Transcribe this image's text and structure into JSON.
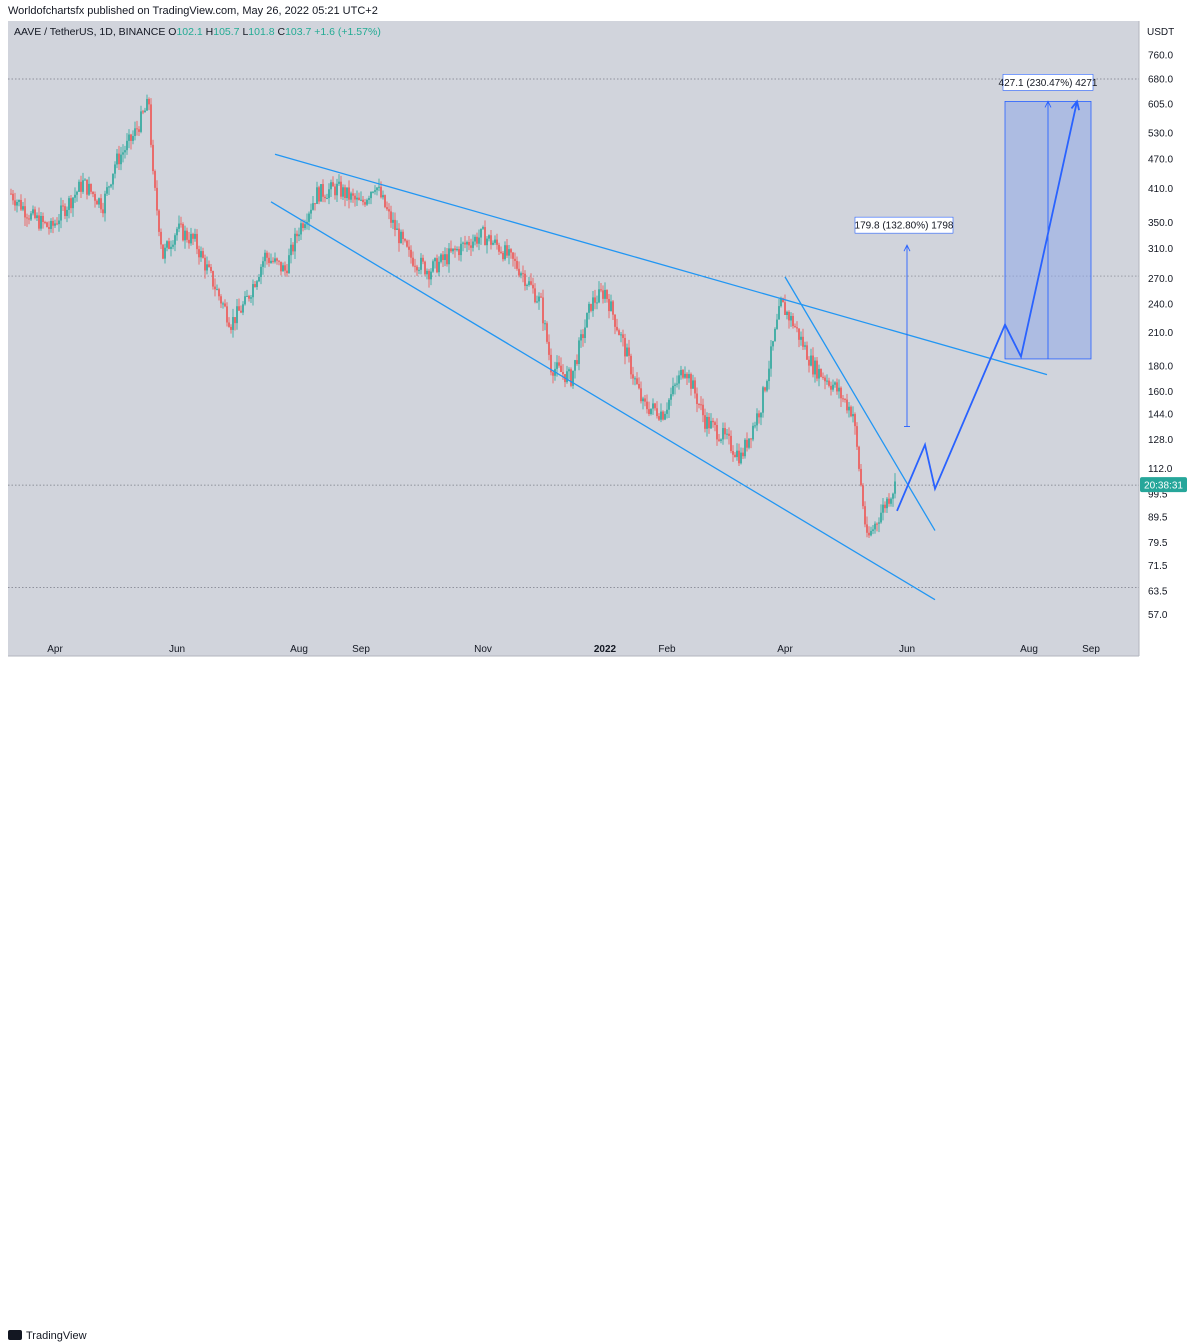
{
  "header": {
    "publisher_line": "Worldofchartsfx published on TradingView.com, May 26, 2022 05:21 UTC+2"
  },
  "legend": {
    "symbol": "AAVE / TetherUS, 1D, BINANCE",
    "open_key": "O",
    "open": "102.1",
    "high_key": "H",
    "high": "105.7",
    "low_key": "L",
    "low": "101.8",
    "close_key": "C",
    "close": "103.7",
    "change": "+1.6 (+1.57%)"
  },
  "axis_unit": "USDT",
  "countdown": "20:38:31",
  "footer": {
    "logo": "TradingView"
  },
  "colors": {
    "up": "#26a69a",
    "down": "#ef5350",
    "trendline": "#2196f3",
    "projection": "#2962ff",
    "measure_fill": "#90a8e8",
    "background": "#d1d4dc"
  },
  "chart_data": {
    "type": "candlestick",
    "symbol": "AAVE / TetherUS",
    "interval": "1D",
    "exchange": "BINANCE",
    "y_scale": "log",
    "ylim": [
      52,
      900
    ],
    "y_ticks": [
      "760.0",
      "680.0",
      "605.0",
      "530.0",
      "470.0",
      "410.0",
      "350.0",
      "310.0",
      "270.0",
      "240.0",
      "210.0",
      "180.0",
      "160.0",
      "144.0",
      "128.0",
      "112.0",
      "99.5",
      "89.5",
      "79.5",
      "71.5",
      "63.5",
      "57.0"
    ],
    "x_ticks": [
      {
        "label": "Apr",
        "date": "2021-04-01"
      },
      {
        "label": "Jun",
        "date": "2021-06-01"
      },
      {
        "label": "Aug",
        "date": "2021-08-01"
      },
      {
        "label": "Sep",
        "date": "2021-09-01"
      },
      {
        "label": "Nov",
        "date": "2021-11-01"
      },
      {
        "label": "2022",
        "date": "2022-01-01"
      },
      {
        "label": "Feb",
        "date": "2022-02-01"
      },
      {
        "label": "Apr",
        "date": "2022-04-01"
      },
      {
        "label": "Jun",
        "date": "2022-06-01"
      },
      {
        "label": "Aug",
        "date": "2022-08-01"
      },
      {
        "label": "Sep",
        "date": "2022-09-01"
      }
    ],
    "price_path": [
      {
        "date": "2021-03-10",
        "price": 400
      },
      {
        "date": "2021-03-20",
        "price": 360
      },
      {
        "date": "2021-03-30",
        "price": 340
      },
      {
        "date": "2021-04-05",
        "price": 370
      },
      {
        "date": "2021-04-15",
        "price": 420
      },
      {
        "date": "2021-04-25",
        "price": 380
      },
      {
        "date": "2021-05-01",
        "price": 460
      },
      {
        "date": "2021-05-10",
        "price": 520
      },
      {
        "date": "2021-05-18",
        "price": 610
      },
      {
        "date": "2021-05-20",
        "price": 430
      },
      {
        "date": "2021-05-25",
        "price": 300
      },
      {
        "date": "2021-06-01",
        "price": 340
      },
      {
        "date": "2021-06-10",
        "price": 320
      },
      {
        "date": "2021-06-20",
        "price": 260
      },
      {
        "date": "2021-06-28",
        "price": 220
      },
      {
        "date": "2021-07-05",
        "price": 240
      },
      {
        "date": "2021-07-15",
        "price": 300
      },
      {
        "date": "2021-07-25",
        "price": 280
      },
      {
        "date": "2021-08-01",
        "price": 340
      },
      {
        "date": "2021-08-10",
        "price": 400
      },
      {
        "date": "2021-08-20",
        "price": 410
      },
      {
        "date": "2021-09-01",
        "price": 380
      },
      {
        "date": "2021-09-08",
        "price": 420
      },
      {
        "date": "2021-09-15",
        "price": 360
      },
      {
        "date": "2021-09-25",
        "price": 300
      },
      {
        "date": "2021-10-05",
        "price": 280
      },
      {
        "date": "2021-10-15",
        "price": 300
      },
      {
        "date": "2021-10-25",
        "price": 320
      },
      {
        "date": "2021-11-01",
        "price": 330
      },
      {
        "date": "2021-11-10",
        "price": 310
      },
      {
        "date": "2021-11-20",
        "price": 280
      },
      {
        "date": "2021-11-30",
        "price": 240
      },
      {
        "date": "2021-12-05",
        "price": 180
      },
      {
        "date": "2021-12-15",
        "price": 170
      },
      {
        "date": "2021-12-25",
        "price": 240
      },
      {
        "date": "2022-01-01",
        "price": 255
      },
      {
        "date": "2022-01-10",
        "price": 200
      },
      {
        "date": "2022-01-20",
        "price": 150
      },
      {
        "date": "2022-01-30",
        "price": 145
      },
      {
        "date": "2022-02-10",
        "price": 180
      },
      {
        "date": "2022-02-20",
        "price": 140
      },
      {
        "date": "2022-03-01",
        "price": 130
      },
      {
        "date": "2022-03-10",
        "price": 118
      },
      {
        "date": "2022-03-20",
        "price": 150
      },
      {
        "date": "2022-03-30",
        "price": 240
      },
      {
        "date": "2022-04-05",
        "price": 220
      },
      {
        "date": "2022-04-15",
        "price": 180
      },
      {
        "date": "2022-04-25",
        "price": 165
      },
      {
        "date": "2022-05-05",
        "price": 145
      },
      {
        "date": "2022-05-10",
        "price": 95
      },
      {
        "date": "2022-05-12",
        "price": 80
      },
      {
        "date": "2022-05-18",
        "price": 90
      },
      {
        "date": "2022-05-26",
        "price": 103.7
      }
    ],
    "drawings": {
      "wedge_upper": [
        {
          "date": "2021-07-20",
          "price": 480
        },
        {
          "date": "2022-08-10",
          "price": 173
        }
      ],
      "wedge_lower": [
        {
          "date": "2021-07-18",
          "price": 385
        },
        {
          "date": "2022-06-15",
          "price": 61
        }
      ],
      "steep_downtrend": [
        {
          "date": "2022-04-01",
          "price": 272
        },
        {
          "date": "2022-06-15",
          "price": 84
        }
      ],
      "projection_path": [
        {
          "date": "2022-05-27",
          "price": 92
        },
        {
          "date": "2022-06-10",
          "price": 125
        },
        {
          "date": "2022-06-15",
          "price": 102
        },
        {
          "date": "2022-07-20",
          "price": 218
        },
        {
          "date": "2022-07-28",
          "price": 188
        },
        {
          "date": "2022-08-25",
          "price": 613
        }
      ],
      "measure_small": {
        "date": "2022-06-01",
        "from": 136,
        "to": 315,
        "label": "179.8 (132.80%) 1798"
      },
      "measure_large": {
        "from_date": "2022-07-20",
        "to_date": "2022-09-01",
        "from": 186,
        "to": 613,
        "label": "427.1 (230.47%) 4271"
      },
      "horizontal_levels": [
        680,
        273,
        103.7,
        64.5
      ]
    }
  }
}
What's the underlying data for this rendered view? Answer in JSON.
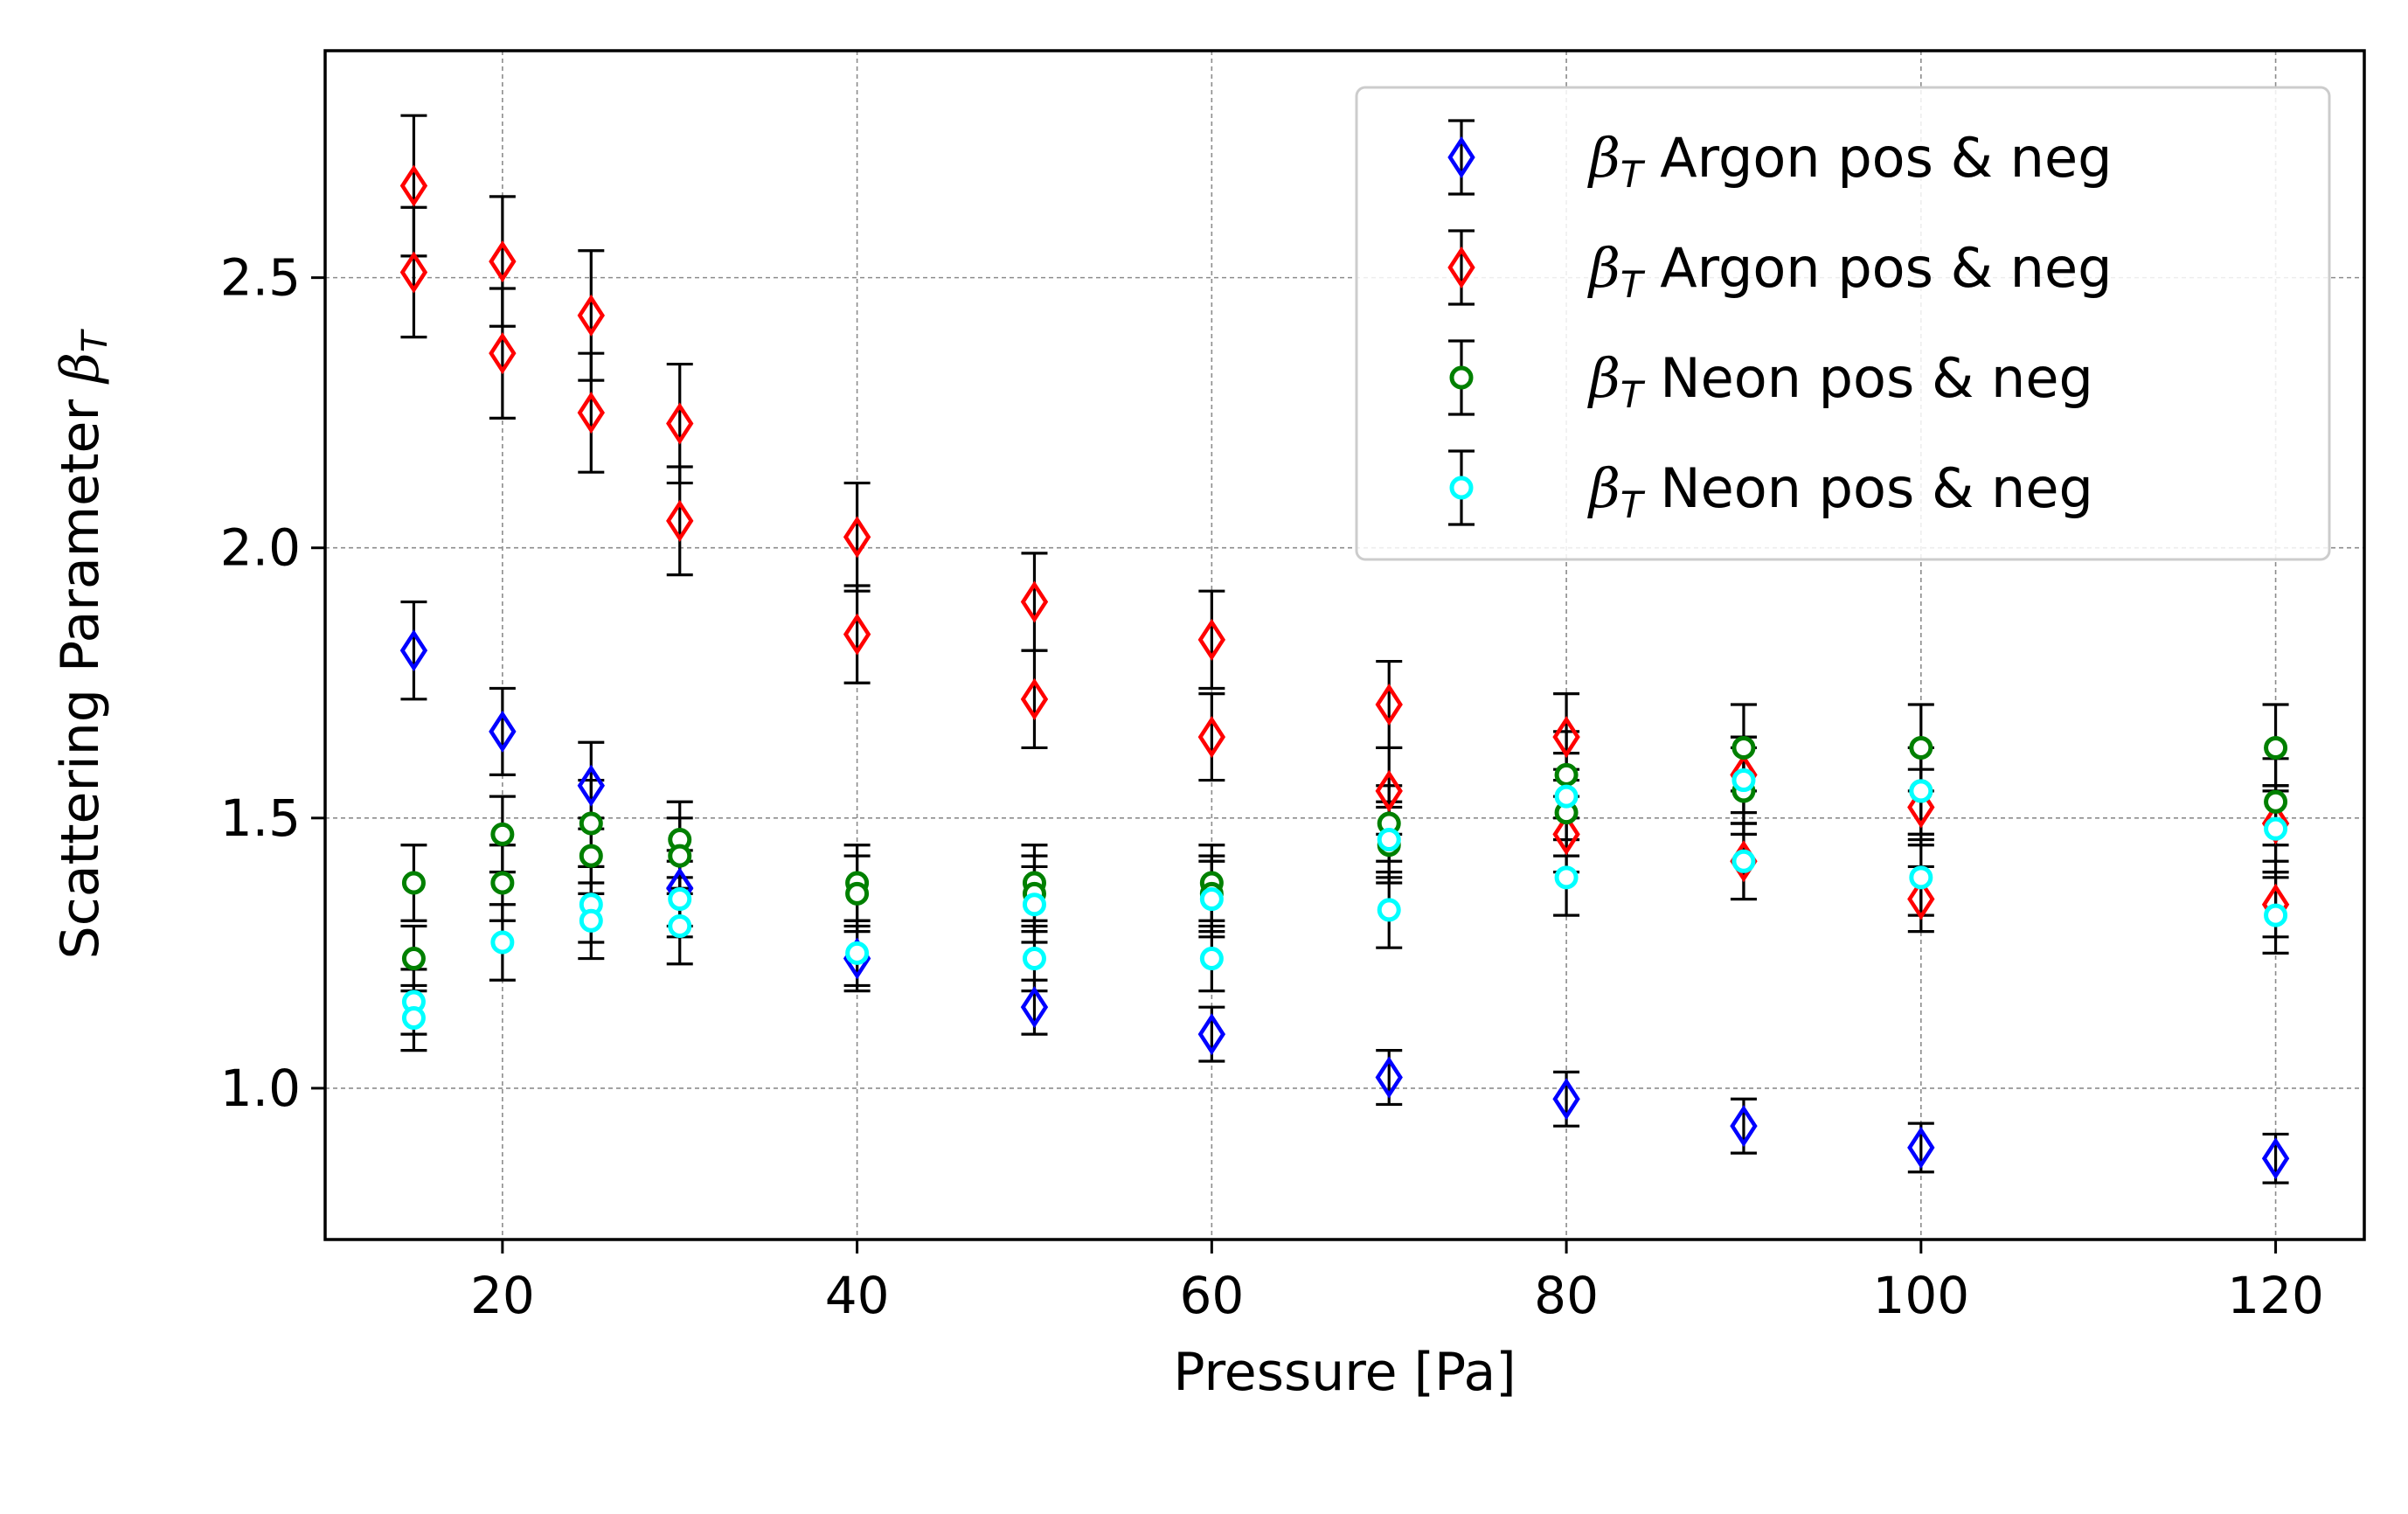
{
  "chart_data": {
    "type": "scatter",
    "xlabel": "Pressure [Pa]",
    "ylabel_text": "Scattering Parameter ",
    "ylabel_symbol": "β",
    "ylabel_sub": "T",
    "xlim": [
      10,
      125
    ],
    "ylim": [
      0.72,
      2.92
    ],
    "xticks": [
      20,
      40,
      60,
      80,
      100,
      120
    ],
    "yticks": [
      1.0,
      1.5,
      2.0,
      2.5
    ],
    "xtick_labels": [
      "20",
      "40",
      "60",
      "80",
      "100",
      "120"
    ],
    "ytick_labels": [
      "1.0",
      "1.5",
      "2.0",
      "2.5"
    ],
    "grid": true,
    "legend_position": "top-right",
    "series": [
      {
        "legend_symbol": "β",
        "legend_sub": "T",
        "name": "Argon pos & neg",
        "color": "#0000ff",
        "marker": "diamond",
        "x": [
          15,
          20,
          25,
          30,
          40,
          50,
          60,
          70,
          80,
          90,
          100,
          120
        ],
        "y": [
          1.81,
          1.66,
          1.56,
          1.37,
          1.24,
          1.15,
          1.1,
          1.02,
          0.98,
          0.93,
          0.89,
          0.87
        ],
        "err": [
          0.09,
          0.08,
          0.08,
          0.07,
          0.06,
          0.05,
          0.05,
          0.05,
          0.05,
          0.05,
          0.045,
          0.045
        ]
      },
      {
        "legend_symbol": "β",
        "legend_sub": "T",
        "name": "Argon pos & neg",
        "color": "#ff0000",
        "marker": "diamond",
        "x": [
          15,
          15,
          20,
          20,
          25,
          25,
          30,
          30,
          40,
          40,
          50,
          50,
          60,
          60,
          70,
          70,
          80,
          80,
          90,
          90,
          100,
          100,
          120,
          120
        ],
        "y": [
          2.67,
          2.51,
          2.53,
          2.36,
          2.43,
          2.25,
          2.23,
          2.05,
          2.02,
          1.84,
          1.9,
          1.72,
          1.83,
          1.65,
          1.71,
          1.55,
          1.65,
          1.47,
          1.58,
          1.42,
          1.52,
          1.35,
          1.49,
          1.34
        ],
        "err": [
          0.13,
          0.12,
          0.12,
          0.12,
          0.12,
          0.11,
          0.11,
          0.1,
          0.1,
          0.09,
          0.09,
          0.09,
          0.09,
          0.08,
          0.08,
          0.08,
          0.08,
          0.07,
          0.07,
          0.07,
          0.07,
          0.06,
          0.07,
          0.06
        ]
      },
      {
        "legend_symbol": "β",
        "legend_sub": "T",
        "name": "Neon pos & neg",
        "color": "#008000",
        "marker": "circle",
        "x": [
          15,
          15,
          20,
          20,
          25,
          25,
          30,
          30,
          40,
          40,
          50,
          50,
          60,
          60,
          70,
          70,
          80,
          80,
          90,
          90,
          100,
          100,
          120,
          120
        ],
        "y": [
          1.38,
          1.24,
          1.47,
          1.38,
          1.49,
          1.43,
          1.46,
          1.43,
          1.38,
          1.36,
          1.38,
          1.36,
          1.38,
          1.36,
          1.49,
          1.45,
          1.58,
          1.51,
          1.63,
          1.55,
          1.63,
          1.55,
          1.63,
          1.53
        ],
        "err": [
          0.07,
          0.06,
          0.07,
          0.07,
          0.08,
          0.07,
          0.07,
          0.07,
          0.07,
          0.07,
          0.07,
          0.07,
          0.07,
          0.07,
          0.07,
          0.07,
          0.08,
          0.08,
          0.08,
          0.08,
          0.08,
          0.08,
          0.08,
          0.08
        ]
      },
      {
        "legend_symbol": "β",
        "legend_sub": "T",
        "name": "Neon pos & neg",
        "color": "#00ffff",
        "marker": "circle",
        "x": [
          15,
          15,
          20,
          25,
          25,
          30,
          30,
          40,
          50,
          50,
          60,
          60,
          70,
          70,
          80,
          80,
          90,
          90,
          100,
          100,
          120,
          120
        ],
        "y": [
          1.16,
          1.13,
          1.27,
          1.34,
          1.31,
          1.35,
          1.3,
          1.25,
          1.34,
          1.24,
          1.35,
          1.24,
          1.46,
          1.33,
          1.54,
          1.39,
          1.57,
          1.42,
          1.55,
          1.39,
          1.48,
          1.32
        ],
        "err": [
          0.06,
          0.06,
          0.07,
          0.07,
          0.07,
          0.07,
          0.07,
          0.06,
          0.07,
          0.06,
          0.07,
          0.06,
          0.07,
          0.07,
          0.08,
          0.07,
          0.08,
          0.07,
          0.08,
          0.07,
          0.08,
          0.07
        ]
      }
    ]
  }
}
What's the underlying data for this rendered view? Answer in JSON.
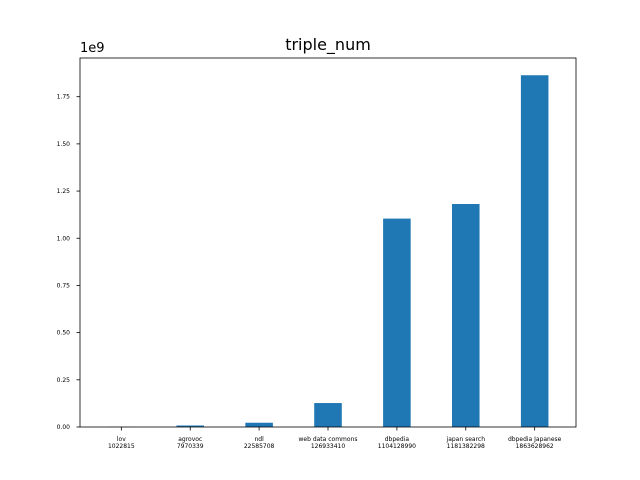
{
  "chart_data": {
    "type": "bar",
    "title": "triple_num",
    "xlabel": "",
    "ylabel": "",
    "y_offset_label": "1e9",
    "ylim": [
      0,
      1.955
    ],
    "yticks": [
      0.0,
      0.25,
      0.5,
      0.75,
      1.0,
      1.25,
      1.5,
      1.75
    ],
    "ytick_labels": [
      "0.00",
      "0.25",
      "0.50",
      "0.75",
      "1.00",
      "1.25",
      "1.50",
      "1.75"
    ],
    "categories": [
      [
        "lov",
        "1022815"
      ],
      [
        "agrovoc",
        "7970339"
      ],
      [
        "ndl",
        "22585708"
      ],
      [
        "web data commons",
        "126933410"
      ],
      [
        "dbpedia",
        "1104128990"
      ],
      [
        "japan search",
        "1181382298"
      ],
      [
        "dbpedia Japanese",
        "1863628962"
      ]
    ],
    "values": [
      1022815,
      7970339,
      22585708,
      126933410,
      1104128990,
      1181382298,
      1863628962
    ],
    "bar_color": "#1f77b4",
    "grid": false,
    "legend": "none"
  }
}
####
> TASK TO COMPLETE
From the entries above, copy every line containing the word "TetherUS".

> WRITTEN RESPONSE
    "symbol": "AAVE / TetherUS, 1D, BINANCE",
    "symbol": "AAVE / TetherUS",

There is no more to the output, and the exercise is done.